Every record below is to be retyped exactly.

§

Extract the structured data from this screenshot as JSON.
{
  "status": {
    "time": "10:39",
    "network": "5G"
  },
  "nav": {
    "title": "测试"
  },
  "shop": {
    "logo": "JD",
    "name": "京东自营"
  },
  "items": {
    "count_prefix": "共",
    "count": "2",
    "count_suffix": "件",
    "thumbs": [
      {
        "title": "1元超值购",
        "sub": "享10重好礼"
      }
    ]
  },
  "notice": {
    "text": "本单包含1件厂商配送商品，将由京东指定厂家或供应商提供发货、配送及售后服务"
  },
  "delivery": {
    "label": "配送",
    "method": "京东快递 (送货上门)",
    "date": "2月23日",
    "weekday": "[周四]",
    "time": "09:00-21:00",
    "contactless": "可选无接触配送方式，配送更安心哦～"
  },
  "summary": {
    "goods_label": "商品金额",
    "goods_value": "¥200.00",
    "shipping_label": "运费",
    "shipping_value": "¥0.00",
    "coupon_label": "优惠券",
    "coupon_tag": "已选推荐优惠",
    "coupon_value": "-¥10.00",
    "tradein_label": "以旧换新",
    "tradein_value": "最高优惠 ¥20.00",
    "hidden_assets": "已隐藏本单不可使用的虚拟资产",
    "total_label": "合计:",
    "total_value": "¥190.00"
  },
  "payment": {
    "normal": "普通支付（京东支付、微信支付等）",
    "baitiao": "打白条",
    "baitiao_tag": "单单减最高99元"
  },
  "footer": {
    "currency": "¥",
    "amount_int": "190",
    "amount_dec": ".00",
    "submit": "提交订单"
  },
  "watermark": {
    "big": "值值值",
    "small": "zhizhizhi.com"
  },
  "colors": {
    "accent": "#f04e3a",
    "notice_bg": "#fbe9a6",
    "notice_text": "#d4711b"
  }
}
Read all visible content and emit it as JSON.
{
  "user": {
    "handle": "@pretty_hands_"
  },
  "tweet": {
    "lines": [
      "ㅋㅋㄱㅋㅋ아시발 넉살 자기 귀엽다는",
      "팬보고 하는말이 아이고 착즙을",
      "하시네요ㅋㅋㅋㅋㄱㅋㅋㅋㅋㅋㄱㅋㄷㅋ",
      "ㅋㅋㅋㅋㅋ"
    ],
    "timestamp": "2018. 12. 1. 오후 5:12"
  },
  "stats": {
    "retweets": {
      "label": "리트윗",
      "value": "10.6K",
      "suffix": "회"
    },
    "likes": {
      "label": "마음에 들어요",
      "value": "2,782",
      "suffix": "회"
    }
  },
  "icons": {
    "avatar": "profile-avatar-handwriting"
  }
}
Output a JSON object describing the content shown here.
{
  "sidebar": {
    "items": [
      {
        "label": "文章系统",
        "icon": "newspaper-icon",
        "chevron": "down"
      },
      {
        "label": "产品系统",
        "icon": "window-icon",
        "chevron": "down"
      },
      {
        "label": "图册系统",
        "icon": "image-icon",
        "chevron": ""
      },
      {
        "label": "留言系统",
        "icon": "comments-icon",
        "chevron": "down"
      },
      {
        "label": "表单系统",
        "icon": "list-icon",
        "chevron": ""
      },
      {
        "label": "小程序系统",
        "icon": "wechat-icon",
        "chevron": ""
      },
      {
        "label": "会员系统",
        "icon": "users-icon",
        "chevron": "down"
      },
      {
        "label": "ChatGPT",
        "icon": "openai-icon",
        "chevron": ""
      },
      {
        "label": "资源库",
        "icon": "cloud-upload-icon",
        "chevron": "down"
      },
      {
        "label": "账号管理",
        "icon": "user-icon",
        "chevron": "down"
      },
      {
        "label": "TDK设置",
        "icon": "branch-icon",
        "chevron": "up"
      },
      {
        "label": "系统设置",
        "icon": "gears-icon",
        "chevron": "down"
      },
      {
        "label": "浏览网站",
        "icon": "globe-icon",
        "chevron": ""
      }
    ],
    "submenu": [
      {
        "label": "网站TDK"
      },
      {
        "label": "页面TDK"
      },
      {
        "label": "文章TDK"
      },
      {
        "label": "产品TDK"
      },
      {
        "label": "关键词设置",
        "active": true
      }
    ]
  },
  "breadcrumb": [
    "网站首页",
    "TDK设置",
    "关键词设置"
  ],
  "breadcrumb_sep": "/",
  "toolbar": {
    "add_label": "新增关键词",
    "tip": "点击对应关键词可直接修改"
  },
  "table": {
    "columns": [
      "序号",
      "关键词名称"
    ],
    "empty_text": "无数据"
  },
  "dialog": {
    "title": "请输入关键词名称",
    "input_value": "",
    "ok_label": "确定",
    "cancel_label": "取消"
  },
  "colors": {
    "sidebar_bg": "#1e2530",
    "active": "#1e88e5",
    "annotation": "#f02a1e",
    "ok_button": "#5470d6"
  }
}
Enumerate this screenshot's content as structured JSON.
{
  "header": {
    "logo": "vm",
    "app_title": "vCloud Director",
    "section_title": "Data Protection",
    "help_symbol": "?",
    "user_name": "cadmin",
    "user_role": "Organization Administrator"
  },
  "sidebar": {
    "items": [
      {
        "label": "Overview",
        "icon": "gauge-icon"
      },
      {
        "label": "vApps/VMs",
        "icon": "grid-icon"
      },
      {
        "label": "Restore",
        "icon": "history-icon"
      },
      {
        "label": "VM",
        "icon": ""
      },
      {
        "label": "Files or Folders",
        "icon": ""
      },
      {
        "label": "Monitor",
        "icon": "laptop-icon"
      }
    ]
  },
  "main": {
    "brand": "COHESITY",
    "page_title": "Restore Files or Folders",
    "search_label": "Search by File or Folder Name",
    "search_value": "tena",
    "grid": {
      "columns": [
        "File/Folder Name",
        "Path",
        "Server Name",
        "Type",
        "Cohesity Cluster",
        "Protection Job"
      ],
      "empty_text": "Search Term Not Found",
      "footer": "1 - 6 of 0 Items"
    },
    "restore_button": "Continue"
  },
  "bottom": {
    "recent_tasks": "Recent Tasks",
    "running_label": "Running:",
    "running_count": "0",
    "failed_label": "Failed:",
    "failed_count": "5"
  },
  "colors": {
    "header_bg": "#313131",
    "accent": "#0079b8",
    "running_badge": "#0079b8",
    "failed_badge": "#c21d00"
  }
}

§

● ANSWER TO THIS EXERCISE:
Extract the structured data from this screenshot as JSON.
{
  "status": {
    "time": "10:39",
    "network": "5G"
  },
  "nav": {
    "title": "测试"
  },
  "shop": {
    "logo": "JD",
    "name": "京东自营"
  },
  "items": {
    "count_prefix": "共",
    "count": "2",
    "count_suffix": "件",
    "thumbs": [
      {
        "title": "1元超值购",
        "sub": "享10重好礼"
      }
    ]
  },
  "notice": {
    "text": "本单包含1件厂商配送商品，将由京东指定厂家或供应商提供发货、配送及售后服务"
  },
  "delivery": {
    "label": "配送",
    "method": "京东快递 (送货上门)",
    "date": "2月23日",
    "weekday": "[周四]",
    "time": "09:00-21:00",
    "contactless": "可选无接触配送方式，配送更安心哦～"
  },
  "summary": {
    "goods_label": "商品金额",
    "goods_value": "¥200.00",
    "shipping_label": "运费",
    "shipping_value": "¥0.00",
    "coupon_label": "优惠券",
    "coupon_tag": "已选推荐优惠",
    "coupon_value": "-¥10.00",
    "tradein_label": "以旧换新",
    "tradein_value": "最高优惠 ¥20.00",
    "hidden_assets": "已隐藏本单不可使用的虚拟资产",
    "total_label": "合计:",
    "total_value": "¥190.00"
  },
  "payment": {
    "normal": "普通支付（京东支付、微信支付等）",
    "baitiao": "打白条",
    "baitiao_tag": "单单减最高99元"
  },
  "footer": {
    "currency": "¥",
    "amount_int": "190",
    "amount_dec": ".00",
    "submit": "提交订单"
  },
  "watermark": {
    "big": "值值值",
    "small": "zhizhizhi.com"
  },
  "colors": {
    "accent": "#f04e3a",
    "notice_bg": "#fbe9a6",
    "notice_text": "#d4711b"
  }
}
Read all visible content and emit it as JSON.
{
  "user": {
    "handle": "@pretty_hands_"
  },
  "tweet": {
    "lines": [
      "ㅋㅋㄱㅋㅋ아시발 넉살 자기 귀엽다는",
      "팬보고 하는말이 아이고 착즙을",
      "하시네요ㅋㅋㅋㅋㄱㅋㅋㅋㅋㅋㄱㅋㄷㅋ",
      "ㅋㅋㅋㅋㅋ"
    ],
    "timestamp": "2018. 12. 1. 오후 5:12"
  },
  "stats": {
    "retweets": {
      "label": "리트윗",
      "value": "10.6K",
      "suffix": "회"
    },
    "likes": {
      "label": "마음에 들어요",
      "value": "2,782",
      "suffix": "회"
    }
  },
  "icons": {
    "avatar": "profile-avatar-handwriting"
  }
}
Output a JSON object describing the content shown here.
{
  "sidebar": {
    "items": [
      {
        "label": "文章系统",
        "icon": "newspaper-icon",
        "chevron": "down"
      },
      {
        "label": "产品系统",
        "icon": "window-icon",
        "chevron": "down"
      },
      {
        "label": "图册系统",
        "icon": "image-icon",
        "chevron": ""
      },
      {
        "label": "留言系统",
        "icon": "comments-icon",
        "chevron": "down"
      },
      {
        "label": "表单系统",
        "icon": "list-icon",
        "chevron": ""
      },
      {
        "label": "小程序系统",
        "icon": "wechat-icon",
        "chevron": ""
      },
      {
        "label": "会员系统",
        "icon": "users-icon",
        "chevron": "down"
      },
      {
        "label": "ChatGPT",
        "icon": "openai-icon",
        "chevron": ""
      },
      {
        "label": "资源库",
        "icon": "cloud-upload-icon",
        "chevron": "down"
      },
      {
        "label": "账号管理",
        "icon": "user-icon",
        "chevron": "down"
      },
      {
        "label": "TDK设置",
        "icon": "branch-icon",
        "chevron": "up"
      },
      {
        "label": "系统设置",
        "icon": "gears-icon",
        "chevron": "down"
      },
      {
        "label": "浏览网站",
        "icon": "globe-icon",
        "chevron": ""
      }
    ],
    "submenu": [
      {
        "label": "网站TDK"
      },
      {
        "label": "页面TDK"
      },
      {
        "label": "文章TDK"
      },
      {
        "label": "产品TDK"
      },
      {
        "label": "关键词设置",
        "active": true
      }
    ]
  },
  "breadcrumb": [
    "网站首页",
    "TDK设置",
    "关键词设置"
  ],
  "breadcrumb_sep": "/",
  "toolbar": {
    "add_label": "新增关键词",
    "tip": "点击对应关键词可直接修改"
  },
  "table": {
    "columns": [
      "序号",
      "关键词名称"
    ],
    "empty_text": "无数据"
  },
  "dialog": {
    "title": "请输入关键词名称",
    "input_value": "",
    "ok_label": "确定",
    "cancel_label": "取消"
  },
  "colors": {
    "sidebar_bg": "#1e2530",
    "active": "#1e88e5",
    "annotation": "#f02a1e",
    "ok_button": "#5470d6"
  }
}
Enumerate this screenshot's content as structured JSON.
{
  "header": {
    "logo": "vm",
    "app_title": "vCloud Director",
    "section_title": "Data Protection",
    "help_symbol": "?",
    "user_name": "cadmin",
    "user_role": "Organization Administrator"
  },
  "sidebar": {
    "items": [
      {
        "label": "Overview",
        "icon": "gauge-icon"
      },
      {
        "label": "vApps/VMs",
        "icon": "grid-icon"
      },
      {
        "label": "Restore",
        "icon": "history-icon"
      },
      {
        "label": "VM",
        "icon": ""
      },
      {
        "label": "Files or Folders",
        "icon": ""
      },
      {
        "label": "Monitor",
        "icon": "laptop-icon"
      }
    ]
  },
  "main": {
    "brand": "COHESITY",
    "page_title": "Restore Files or Folders",
    "search_label": "Search by File or Folder Name",
    "search_value": "tena",
    "grid": {
      "columns": [
        "File/Folder Name",
        "Path",
        "Server Name",
        "Type",
        "Cohesity Cluster",
        "Protection Job"
      ],
      "empty_text": "Search Term Not Found",
      "footer": "1 - 6 of 0 Items"
    },
    "restore_button": "Continue"
  },
  "bottom": {
    "recent_tasks": "Recent Tasks",
    "running_label": "Running:",
    "running_count": "0",
    "failed_label": "Failed:",
    "failed_count": "5"
  },
  "colors": {
    "header_bg": "#313131",
    "accent": "#0079b8",
    "running_badge": "#0079b8",
    "failed_badge": "#c21d00"
  }
}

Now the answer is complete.